• **What the task asks**:
Using the data below, repeat all of it precisely.

** begin **

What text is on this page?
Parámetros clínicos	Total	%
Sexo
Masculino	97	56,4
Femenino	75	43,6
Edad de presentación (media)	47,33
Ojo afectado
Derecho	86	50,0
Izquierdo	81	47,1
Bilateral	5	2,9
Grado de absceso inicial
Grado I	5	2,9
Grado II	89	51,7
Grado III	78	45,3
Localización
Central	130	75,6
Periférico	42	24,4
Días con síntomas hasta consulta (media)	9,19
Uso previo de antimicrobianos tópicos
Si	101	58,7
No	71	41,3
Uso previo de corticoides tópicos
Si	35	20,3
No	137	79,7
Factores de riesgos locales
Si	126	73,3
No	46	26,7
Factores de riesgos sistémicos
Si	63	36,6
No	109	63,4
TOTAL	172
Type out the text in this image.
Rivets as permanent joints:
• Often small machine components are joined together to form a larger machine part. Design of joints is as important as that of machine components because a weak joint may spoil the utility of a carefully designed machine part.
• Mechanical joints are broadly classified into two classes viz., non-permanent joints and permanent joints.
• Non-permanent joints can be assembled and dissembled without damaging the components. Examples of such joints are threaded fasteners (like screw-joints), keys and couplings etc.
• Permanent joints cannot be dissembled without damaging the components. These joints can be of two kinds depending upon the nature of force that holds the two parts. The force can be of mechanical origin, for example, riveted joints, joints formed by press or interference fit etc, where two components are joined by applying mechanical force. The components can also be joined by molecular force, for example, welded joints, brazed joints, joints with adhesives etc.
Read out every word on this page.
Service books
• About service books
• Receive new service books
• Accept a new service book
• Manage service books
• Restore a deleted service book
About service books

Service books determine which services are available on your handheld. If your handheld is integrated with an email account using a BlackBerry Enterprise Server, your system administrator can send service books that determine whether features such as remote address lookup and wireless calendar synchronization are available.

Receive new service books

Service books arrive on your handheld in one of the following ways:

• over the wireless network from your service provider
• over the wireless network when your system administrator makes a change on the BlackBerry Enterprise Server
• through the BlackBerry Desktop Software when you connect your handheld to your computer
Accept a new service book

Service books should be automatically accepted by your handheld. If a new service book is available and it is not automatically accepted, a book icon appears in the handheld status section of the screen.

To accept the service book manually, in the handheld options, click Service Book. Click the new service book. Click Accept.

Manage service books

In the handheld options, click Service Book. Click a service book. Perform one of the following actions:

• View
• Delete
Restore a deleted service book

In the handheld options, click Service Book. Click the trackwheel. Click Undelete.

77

** end **

• **Solved problem**:
What text is on this page?
Parámetros clínicos	Total	%
Sexo
Masculino	97	56,4
Femenino	75	43,6
Edad de presentación (media)	47,33
Ojo afectado
Derecho	86	50,0
Izquierdo	81	47,1
Bilateral	5	2,9
Grado de absceso inicial
Grado I	5	2,9
Grado II	89	51,7
Grado III	78	45,3
Localización
Central	130	75,6
Periférico	42	24,4
Días con síntomas hasta consulta (media)	9,19
Uso previo de antimicrobianos tópicos
Si	101	58,7
No	71	41,3
Uso previo de corticoides tópicos
Si	35	20,3
No	137	79,7
Factores de riesgos locales
Si	126	73,3
No	46	26,7
Factores de riesgos sistémicos
Si	63	36,6
No	109	63,4
TOTAL	172
Type out the text in this image.
Rivets as permanent joints:
• Often small machine components are joined together to form a larger machine part. Design of joints is as important as that of machine components because a weak joint may spoil the utility of a carefully designed machine part.
• Mechanical joints are broadly classified into two classes viz., non-permanent joints and permanent joints.
• Non-permanent joints can be assembled and dissembled without damaging the components. Examples of such joints are threaded fasteners (like screw-joints), keys and couplings etc.
• Permanent joints cannot be dissembled without damaging the components. These joints can be of two kinds depending upon the nature of force that holds the two parts. The force can be of mechanical origin, for example, riveted joints, joints formed by press or interference fit etc, where two components are joined by applying mechanical force. The components can also be joined by molecular force, for example, welded joints, brazed joints, joints with adhesives etc.
Read out every word on this page.
Service books
• About service books
• Receive new service books
• Accept a new service book
• Manage service books
• Restore a deleted service book
About service books

Service books determine which services are available on your handheld. If your handheld is integrated with an email account using a BlackBerry Enterprise Server, your system administrator can send service books that determine whether features such as remote address lookup and wireless calendar synchronization are available.

Receive new service books

Service books arrive on your handheld in one of the following ways:

• over the wireless network from your service provider
• over the wireless network when your system administrator makes a change on the BlackBerry Enterprise Server
• through the BlackBerry Desktop Software when you connect your handheld to your computer
Accept a new service book

Service books should be automatically accepted by your handheld. If a new service book is available and it is not automatically accepted, a book icon appears in the handheld status section of the screen.

To accept the service book manually, in the handheld options, click Service Book. Click the new service book. Click Accept.

Manage service books

In the handheld options, click Service Book. Click a service book. Perform one of the following actions:

• View
• Delete
Restore a deleted service book

In the handheld options, click Service Book. Click the trackwheel. Click Undelete.

77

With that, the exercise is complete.